(What needs to be done) Don't copy the pictures; return every other part of the records exactly.

(Items listed in a dataset)
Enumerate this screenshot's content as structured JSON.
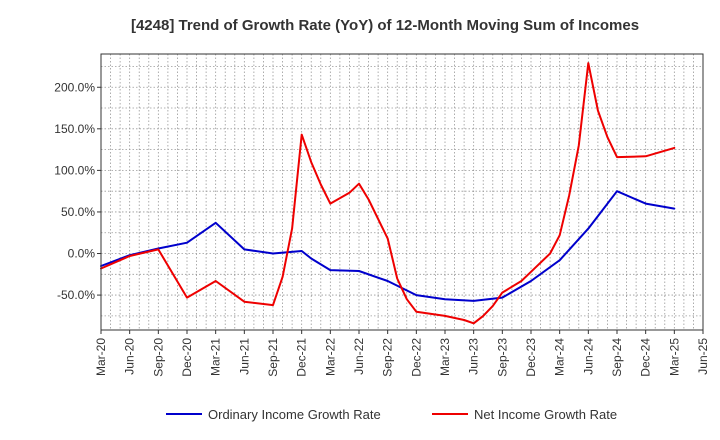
{
  "chart_data": {
    "type": "line",
    "title": "[4248]  Trend of Growth Rate (YoY) of 12-Month Moving Sum of Incomes",
    "xlabel": "",
    "ylabel": "",
    "x_ticks": [
      "Mar-20",
      "Jun-20",
      "Sep-20",
      "Dec-20",
      "Mar-21",
      "Jun-21",
      "Sep-21",
      "Dec-21",
      "Mar-22",
      "Jun-22",
      "Sep-22",
      "Dec-22",
      "Mar-23",
      "Jun-23",
      "Sep-23",
      "Dec-23",
      "Mar-24",
      "Jun-24",
      "Sep-24",
      "Dec-24",
      "Mar-25",
      "Jun-25"
    ],
    "y_ticks": [
      "-50.0%",
      "0.0%",
      "50.0%",
      "100.0%",
      "150.0%",
      "200.0%"
    ],
    "y_tick_values": [
      -50,
      0,
      50,
      100,
      150,
      200
    ],
    "ylim": [
      -92,
      240
    ],
    "grid": true,
    "legend_position": "bottom",
    "series": [
      {
        "name": "Ordinary Income Growth Rate",
        "color": "#0000cc",
        "points": [
          [
            "Mar-20",
            -15
          ],
          [
            "Jun-20",
            -2
          ],
          [
            "Sep-20",
            6
          ],
          [
            "Dec-20",
            13
          ],
          [
            "Mar-21",
            37
          ],
          [
            "Jun-21",
            5
          ],
          [
            "Sep-21",
            0
          ],
          [
            "Dec-21",
            3
          ],
          [
            "Jan-22",
            -6
          ],
          [
            "Mar-22",
            -20
          ],
          [
            "Jun-22",
            -21
          ],
          [
            "Sep-22",
            -33
          ],
          [
            "Dec-22",
            -50
          ],
          [
            "Mar-23",
            -55
          ],
          [
            "Jun-23",
            -57
          ],
          [
            "Sep-23",
            -53
          ],
          [
            "Dec-23",
            -33
          ],
          [
            "Mar-24",
            -8
          ],
          [
            "Jun-24",
            30
          ],
          [
            "Jul-24",
            45
          ],
          [
            "Sep-24",
            75
          ],
          [
            "Dec-24",
            60
          ],
          [
            "Mar-25",
            54
          ]
        ]
      },
      {
        "name": "Net Income Growth Rate",
        "color": "#ee0000",
        "points": [
          [
            "Mar-20",
            -18
          ],
          [
            "Jun-20",
            -3
          ],
          [
            "Sep-20",
            5
          ],
          [
            "Dec-20",
            -53
          ],
          [
            "Mar-21",
            -33
          ],
          [
            "Jun-21",
            -58
          ],
          [
            "Sep-21",
            -62
          ],
          [
            "Oct-21",
            -28
          ],
          [
            "Nov-21",
            30
          ],
          [
            "Dec-21",
            143
          ],
          [
            "Jan-22",
            110
          ],
          [
            "Feb-22",
            83
          ],
          [
            "Mar-22",
            60
          ],
          [
            "May-22",
            73
          ],
          [
            "Jun-22",
            84
          ],
          [
            "Jul-22",
            65
          ],
          [
            "Sep-22",
            18
          ],
          [
            "Oct-22",
            -30
          ],
          [
            "Nov-22",
            -55
          ],
          [
            "Dec-22",
            -70
          ],
          [
            "Mar-23",
            -75
          ],
          [
            "May-23",
            -80
          ],
          [
            "Jun-23",
            -84
          ],
          [
            "Jul-23",
            -75
          ],
          [
            "Aug-23",
            -63
          ],
          [
            "Sep-23",
            -47
          ],
          [
            "Nov-23",
            -33
          ],
          [
            "Dec-23",
            -22
          ],
          [
            "Feb-24",
            0
          ],
          [
            "Mar-24",
            22
          ],
          [
            "Apr-24",
            70
          ],
          [
            "May-24",
            130
          ],
          [
            "Jun-24",
            229
          ],
          [
            "Jul-24",
            172
          ],
          [
            "Aug-24",
            140
          ],
          [
            "Sep-24",
            116
          ],
          [
            "Dec-24",
            117
          ],
          [
            "Mar-25",
            127
          ]
        ]
      }
    ]
  }
}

(Written response)
Enumerate this screenshot's content as structured JSON.
{
  "chart_data": {
    "type": "line",
    "title": "[4248]  Trend of Growth Rate (YoY) of 12-Month Moving Sum of Incomes",
    "xlabel": "",
    "ylabel": "",
    "x_ticks": [
      "Mar-20",
      "Jun-20",
      "Sep-20",
      "Dec-20",
      "Mar-21",
      "Jun-21",
      "Sep-21",
      "Dec-21",
      "Mar-22",
      "Jun-22",
      "Sep-22",
      "Dec-22",
      "Mar-23",
      "Jun-23",
      "Sep-23",
      "Dec-23",
      "Mar-24",
      "Jun-24",
      "Sep-24",
      "Dec-24",
      "Mar-25",
      "Jun-25"
    ],
    "y_ticks": [
      "-50.0%",
      "0.0%",
      "50.0%",
      "100.0%",
      "150.0%",
      "200.0%"
    ],
    "y_tick_values": [
      -50,
      0,
      50,
      100,
      150,
      200
    ],
    "ylim": [
      -92,
      240
    ],
    "grid": true,
    "legend_position": "bottom",
    "series": [
      {
        "name": "Ordinary Income Growth Rate",
        "color": "#0000cc",
        "points": [
          [
            "Mar-20",
            -15
          ],
          [
            "Jun-20",
            -2
          ],
          [
            "Sep-20",
            6
          ],
          [
            "Dec-20",
            13
          ],
          [
            "Mar-21",
            37
          ],
          [
            "Jun-21",
            5
          ],
          [
            "Sep-21",
            0
          ],
          [
            "Dec-21",
            3
          ],
          [
            "Jan-22",
            -6
          ],
          [
            "Mar-22",
            -20
          ],
          [
            "Jun-22",
            -21
          ],
          [
            "Sep-22",
            -33
          ],
          [
            "Dec-22",
            -50
          ],
          [
            "Mar-23",
            -55
          ],
          [
            "Jun-23",
            -57
          ],
          [
            "Sep-23",
            -53
          ],
          [
            "Dec-23",
            -33
          ],
          [
            "Mar-24",
            -8
          ],
          [
            "Jun-24",
            30
          ],
          [
            "Jul-24",
            45
          ],
          [
            "Sep-24",
            75
          ],
          [
            "Dec-24",
            60
          ],
          [
            "Mar-25",
            54
          ]
        ]
      },
      {
        "name": "Net Income Growth Rate",
        "color": "#ee0000",
        "points": [
          [
            "Mar-20",
            -18
          ],
          [
            "Jun-20",
            -3
          ],
          [
            "Sep-20",
            5
          ],
          [
            "Dec-20",
            -53
          ],
          [
            "Mar-21",
            -33
          ],
          [
            "Jun-21",
            -58
          ],
          [
            "Sep-21",
            -62
          ],
          [
            "Oct-21",
            -28
          ],
          [
            "Nov-21",
            30
          ],
          [
            "Dec-21",
            143
          ],
          [
            "Jan-22",
            110
          ],
          [
            "Feb-22",
            83
          ],
          [
            "Mar-22",
            60
          ],
          [
            "May-22",
            73
          ],
          [
            "Jun-22",
            84
          ],
          [
            "Jul-22",
            65
          ],
          [
            "Sep-22",
            18
          ],
          [
            "Oct-22",
            -30
          ],
          [
            "Nov-22",
            -55
          ],
          [
            "Dec-22",
            -70
          ],
          [
            "Mar-23",
            -75
          ],
          [
            "May-23",
            -80
          ],
          [
            "Jun-23",
            -84
          ],
          [
            "Jul-23",
            -75
          ],
          [
            "Aug-23",
            -63
          ],
          [
            "Sep-23",
            -47
          ],
          [
            "Nov-23",
            -33
          ],
          [
            "Dec-23",
            -22
          ],
          [
            "Feb-24",
            0
          ],
          [
            "Mar-24",
            22
          ],
          [
            "Apr-24",
            70
          ],
          [
            "May-24",
            130
          ],
          [
            "Jun-24",
            229
          ],
          [
            "Jul-24",
            172
          ],
          [
            "Aug-24",
            140
          ],
          [
            "Sep-24",
            116
          ],
          [
            "Dec-24",
            117
          ],
          [
            "Mar-25",
            127
          ]
        ]
      }
    ]
  }
}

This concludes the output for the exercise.